→ **PROBLEM STATEMENT**: Go through the material and pull out every line with the string "mode" in it.

Data records:
□ □ □ □ □

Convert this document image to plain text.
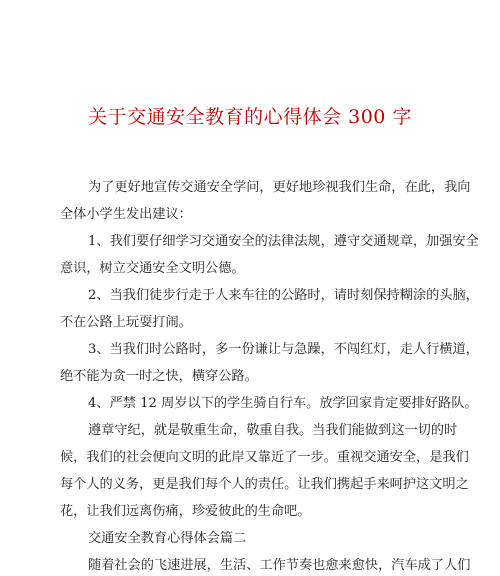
关于交通安全教育的心得体会 300 字
为了更好地宣传交通安全学问，更好地珍视我们生命，在此，我向
全体小学生发出建议：
1、我们要仔细学习交通安全的法律法规，遵守交通规章，加强安全
意识，树立交通安全文明公德。
2、当我们徒步行走于人来车往的公路时，请时刻保持糊涂的头脑，
不在公路上玩耍打闹。
3、当我们时公路时，多一份谦让与急躁，不闯红灯，走人行横道，
绝不能为贪一时之快，横穿公路。
4、严禁 12 周岁以下的学生骑自行车。放学回家肯定要排好路队。
遵章守纪，就是敬重生命，敬重自我。当我们能做到这一切的时
候，我们的社会便向文明的此岸又靠近了一步。重视交通安全，是我们
每个人的义务，更是我们每个人的责任。让我们携起手来呵护这文明之
花，让我们远离伤痛，珍爱彼此的生命吧。
交通安全教育心得体会篇二
随着社会的飞速进展，生活、工作节奏也愈来愈快，汽车成了人们
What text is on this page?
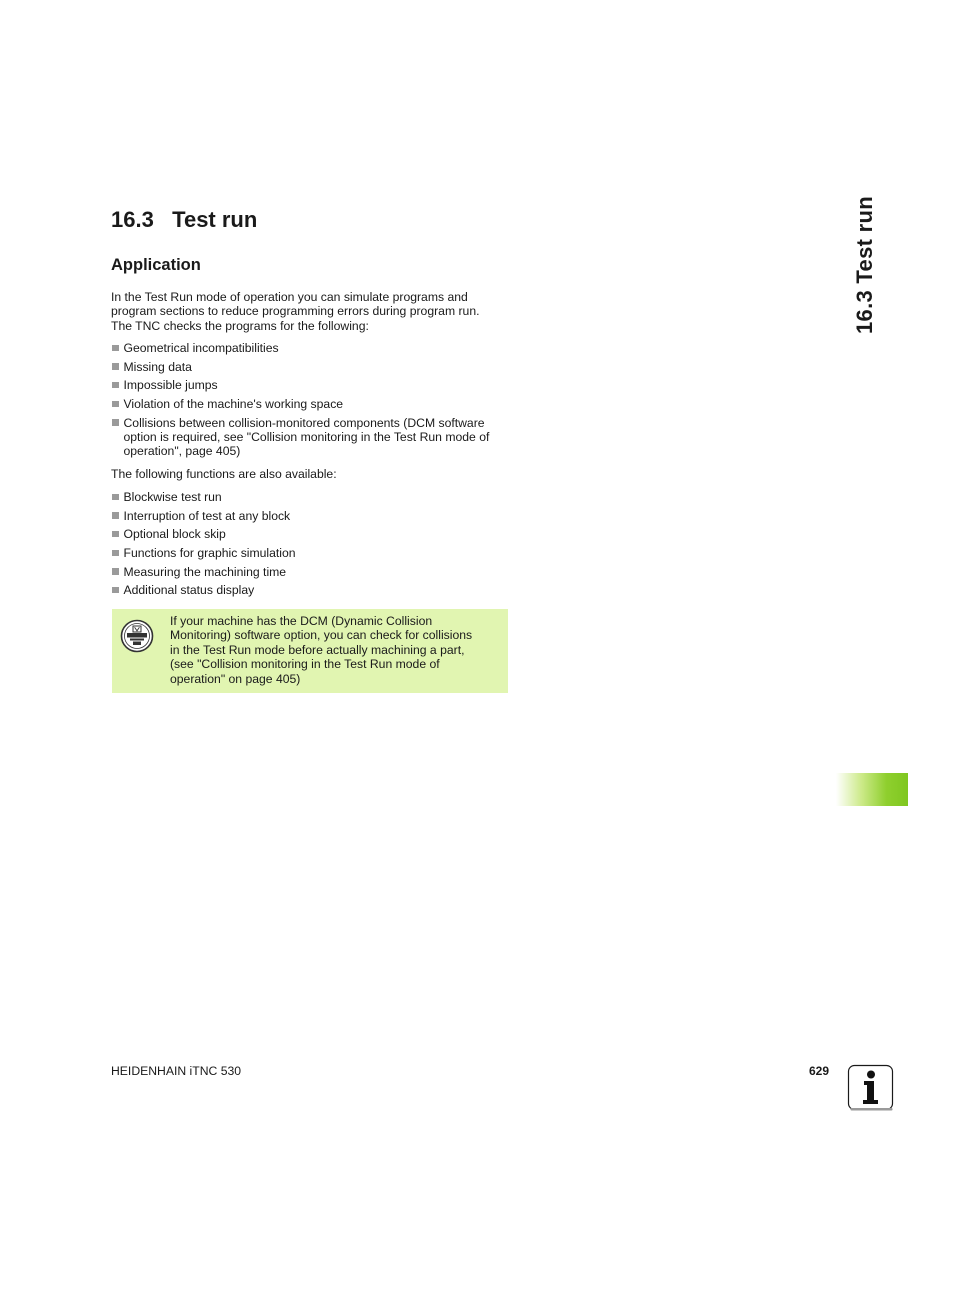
16.3   Test run
Application

In the Test Run mode of operation you can simulate programs and
program sections to reduce programming errors during program run.
The TNC checks the programs for the following:

Geometrical incompatibilities
Missing data
Impossible jumps
Violation of the machine's working space
Collisions between collision-monitored components (DCM software
option is required, see "Collision monitoring in the Test Run mode of
operation", page 405)

The following functions are also available:

Blockwise test run
Interruption of test at any block
Optional block skip
Functions for graphic simulation
Measuring the machining time
Additional status display
If your machine has the DCM (Dynamic Collision
Monitoring) software option, you can check for collisions
in the Test Run mode before actually machining a part,
(see "Collision monitoring in the Test Run mode of
operation" on page 405)
16.3 Test run
HEIDENHAIN iTNC 530	629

□ □ □ □ □

→ **SOLUTION**:
In the Test Run mode of operation you can simulate programs and
option is required, see "Collision monitoring in the Test Run mode of
in the Test Run mode before actually machining a part,
(see "Collision monitoring in the Test Run mode of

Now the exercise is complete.